GIVEN INSTRUCTION:
Every record that follows should be printed verbatim.

— START —

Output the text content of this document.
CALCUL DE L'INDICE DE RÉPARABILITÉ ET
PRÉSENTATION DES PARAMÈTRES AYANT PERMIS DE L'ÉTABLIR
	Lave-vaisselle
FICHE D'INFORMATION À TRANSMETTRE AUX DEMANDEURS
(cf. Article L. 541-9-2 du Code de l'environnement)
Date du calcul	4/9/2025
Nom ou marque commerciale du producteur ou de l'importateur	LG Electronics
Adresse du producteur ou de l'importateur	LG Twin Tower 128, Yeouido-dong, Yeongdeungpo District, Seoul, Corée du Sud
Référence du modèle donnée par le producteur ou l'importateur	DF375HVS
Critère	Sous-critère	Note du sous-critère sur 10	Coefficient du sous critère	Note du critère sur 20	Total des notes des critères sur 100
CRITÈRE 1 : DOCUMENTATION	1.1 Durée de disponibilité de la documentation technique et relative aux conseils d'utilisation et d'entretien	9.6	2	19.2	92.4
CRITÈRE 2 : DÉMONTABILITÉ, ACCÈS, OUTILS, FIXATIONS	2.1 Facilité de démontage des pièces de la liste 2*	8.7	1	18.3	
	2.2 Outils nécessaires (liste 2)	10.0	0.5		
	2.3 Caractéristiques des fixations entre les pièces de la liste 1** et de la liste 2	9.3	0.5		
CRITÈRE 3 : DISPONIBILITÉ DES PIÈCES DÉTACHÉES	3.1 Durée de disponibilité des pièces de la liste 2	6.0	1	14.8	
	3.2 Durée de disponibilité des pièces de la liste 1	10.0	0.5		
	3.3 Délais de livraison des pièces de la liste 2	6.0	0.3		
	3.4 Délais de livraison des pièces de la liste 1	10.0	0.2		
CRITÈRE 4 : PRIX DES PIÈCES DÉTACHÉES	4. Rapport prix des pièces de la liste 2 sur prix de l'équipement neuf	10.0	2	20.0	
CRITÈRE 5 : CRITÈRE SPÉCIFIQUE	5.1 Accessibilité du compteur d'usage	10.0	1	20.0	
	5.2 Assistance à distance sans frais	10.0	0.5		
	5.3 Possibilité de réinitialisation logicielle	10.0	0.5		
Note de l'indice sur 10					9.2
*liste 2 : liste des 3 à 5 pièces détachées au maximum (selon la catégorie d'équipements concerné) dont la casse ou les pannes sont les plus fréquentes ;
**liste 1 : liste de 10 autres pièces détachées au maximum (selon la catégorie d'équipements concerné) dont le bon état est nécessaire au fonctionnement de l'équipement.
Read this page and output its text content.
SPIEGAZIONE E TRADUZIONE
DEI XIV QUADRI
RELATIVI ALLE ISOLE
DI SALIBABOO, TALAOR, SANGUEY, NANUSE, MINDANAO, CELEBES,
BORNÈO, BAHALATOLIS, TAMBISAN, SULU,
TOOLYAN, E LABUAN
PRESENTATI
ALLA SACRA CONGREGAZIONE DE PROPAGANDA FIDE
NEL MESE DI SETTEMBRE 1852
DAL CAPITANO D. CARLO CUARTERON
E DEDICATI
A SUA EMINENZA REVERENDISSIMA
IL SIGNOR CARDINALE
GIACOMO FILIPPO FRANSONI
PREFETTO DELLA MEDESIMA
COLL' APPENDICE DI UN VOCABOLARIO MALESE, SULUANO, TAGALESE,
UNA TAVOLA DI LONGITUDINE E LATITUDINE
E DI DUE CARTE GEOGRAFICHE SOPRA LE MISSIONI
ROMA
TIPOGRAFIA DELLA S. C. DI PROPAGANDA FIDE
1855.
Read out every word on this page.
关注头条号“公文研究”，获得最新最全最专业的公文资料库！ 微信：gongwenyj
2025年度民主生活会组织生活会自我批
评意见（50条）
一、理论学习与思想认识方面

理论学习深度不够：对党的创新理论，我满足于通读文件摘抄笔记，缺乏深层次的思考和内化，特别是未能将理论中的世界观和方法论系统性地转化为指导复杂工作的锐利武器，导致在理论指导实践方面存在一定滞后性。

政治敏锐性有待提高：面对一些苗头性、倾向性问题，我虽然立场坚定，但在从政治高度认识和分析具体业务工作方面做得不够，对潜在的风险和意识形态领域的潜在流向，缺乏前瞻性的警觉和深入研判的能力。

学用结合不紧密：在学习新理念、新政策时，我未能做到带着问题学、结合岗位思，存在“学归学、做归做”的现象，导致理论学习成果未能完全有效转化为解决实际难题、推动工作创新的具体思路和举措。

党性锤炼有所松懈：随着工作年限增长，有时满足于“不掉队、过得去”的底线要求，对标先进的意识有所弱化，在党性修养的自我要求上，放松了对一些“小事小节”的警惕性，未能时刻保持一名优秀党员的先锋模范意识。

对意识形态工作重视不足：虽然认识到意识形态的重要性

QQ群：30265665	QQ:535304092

— END —

TASK SOLUTION:
Output the text content of this document.
CALCUL DE L'INDICE DE RÉPARABILITÉ ET
PRÉSENTATION DES PARAMÈTRES AYANT PERMIS DE L'ÉTABLIR
	Lave-vaisselle
FICHE D'INFORMATION À TRANSMETTRE AUX DEMANDEURS
(cf. Article L. 541-9-2 du Code de l'environnement)
Date du calcul	4/9/2025
Nom ou marque commerciale du producteur ou de l'importateur	LG Electronics
Adresse du producteur ou de l'importateur	LG Twin Tower 128, Yeouido-dong, Yeongdeungpo District, Seoul, Corée du Sud
Référence du modèle donnée par le producteur ou l'importateur	DF375HVS
Critère	Sous-critère	Note du sous-critère sur 10	Coefficient du sous critère	Note du critère sur 20	Total des notes des critères sur 100
CRITÈRE 1 : DOCUMENTATION	1.1 Durée de disponibilité de la documentation technique et relative aux conseils d'utilisation et d'entretien	9.6	2	19.2	92.4
CRITÈRE 2 : DÉMONTABILITÉ, ACCÈS, OUTILS, FIXATIONS	2.1 Facilité de démontage des pièces de la liste 2*	8.7	1	18.3	
	2.2 Outils nécessaires (liste 2)	10.0	0.5		
	2.3 Caractéristiques des fixations entre les pièces de la liste 1** et de la liste 2	9.3	0.5		
CRITÈRE 3 : DISPONIBILITÉ DES PIÈCES DÉTACHÉES	3.1 Durée de disponibilité des pièces de la liste 2	6.0	1	14.8	
	3.2 Durée de disponibilité des pièces de la liste 1	10.0	0.5		
	3.3 Délais de livraison des pièces de la liste 2	6.0	0.3		
	3.4 Délais de livraison des pièces de la liste 1	10.0	0.2		
CRITÈRE 4 : PRIX DES PIÈCES DÉTACHÉES	4. Rapport prix des pièces de la liste 2 sur prix de l'équipement neuf	10.0	2	20.0	
CRITÈRE 5 : CRITÈRE SPÉCIFIQUE	5.1 Accessibilité du compteur d'usage	10.0	1	20.0	
	5.2 Assistance à distance sans frais	10.0	0.5		
	5.3 Possibilité de réinitialisation logicielle	10.0	0.5		
Note de l'indice sur 10					9.2
*liste 2 : liste des 3 à 5 pièces détachées au maximum (selon la catégorie d'équipements concerné) dont la casse ou les pannes sont les plus fréquentes ;
**liste 1 : liste de 10 autres pièces détachées au maximum (selon la catégorie d'équipements concerné) dont le bon état est nécessaire au fonctionnement de l'équipement.
Read this page and output its text content.
SPIEGAZIONE E TRADUZIONE
DEI XIV QUADRI
RELATIVI ALLE ISOLE
DI SALIBABOO, TALAOR, SANGUEY, NANUSE, MINDANAO, CELEBES,
BORNÈO, BAHALATOLIS, TAMBISAN, SULU,
TOOLYAN, E LABUAN
PRESENTATI
ALLA SACRA CONGREGAZIONE DE PROPAGANDA FIDE
NEL MESE DI SETTEMBRE 1852
DAL CAPITANO D. CARLO CUARTERON
E DEDICATI
A SUA EMINENZA REVERENDISSIMA
IL SIGNOR CARDINALE
GIACOMO FILIPPO FRANSONI
PREFETTO DELLA MEDESIMA
COLL' APPENDICE DI UN VOCABOLARIO MALESE, SULUANO, TAGALESE,
UNA TAVOLA DI LONGITUDINE E LATITUDINE
E DI DUE CARTE GEOGRAFICHE SOPRA LE MISSIONI
ROMA
TIPOGRAFIA DELLA S. C. DI PROPAGANDA FIDE
1855.
Read out every word on this page.
关注头条号“公文研究”，获得最新最全最专业的公文资料库！ 微信：gongwenyj
2025年度民主生活会组织生活会自我批
评意见（50条）
一、理论学习与思想认识方面

理论学习深度不够：对党的创新理论，我满足于通读文件摘抄笔记，缺乏深层次的思考和内化，特别是未能将理论中的世界观和方法论系统性地转化为指导复杂工作的锐利武器，导致在理论指导实践方面存在一定滞后性。

政治敏锐性有待提高：面对一些苗头性、倾向性问题，我虽然立场坚定，但在从政治高度认识和分析具体业务工作方面做得不够，对潜在的风险和意识形态领域的潜在流向，缺乏前瞻性的警觉和深入研判的能力。

学用结合不紧密：在学习新理念、新政策时，我未能做到带着问题学、结合岗位思，存在“学归学、做归做”的现象，导致理论学习成果未能完全有效转化为解决实际难题、推动工作创新的具体思路和举措。

党性锤炼有所松懈：随着工作年限增长，有时满足于“不掉队、过得去”的底线要求，对标先进的意识有所弱化，在党性修养的自我要求上，放松了对一些“小事小节”的警惕性，未能时刻保持一名优秀党员的先锋模范意识。

对意识形态工作重视不足：虽然认识到意识形态的重要性

QQ群：30265665	QQ:535304092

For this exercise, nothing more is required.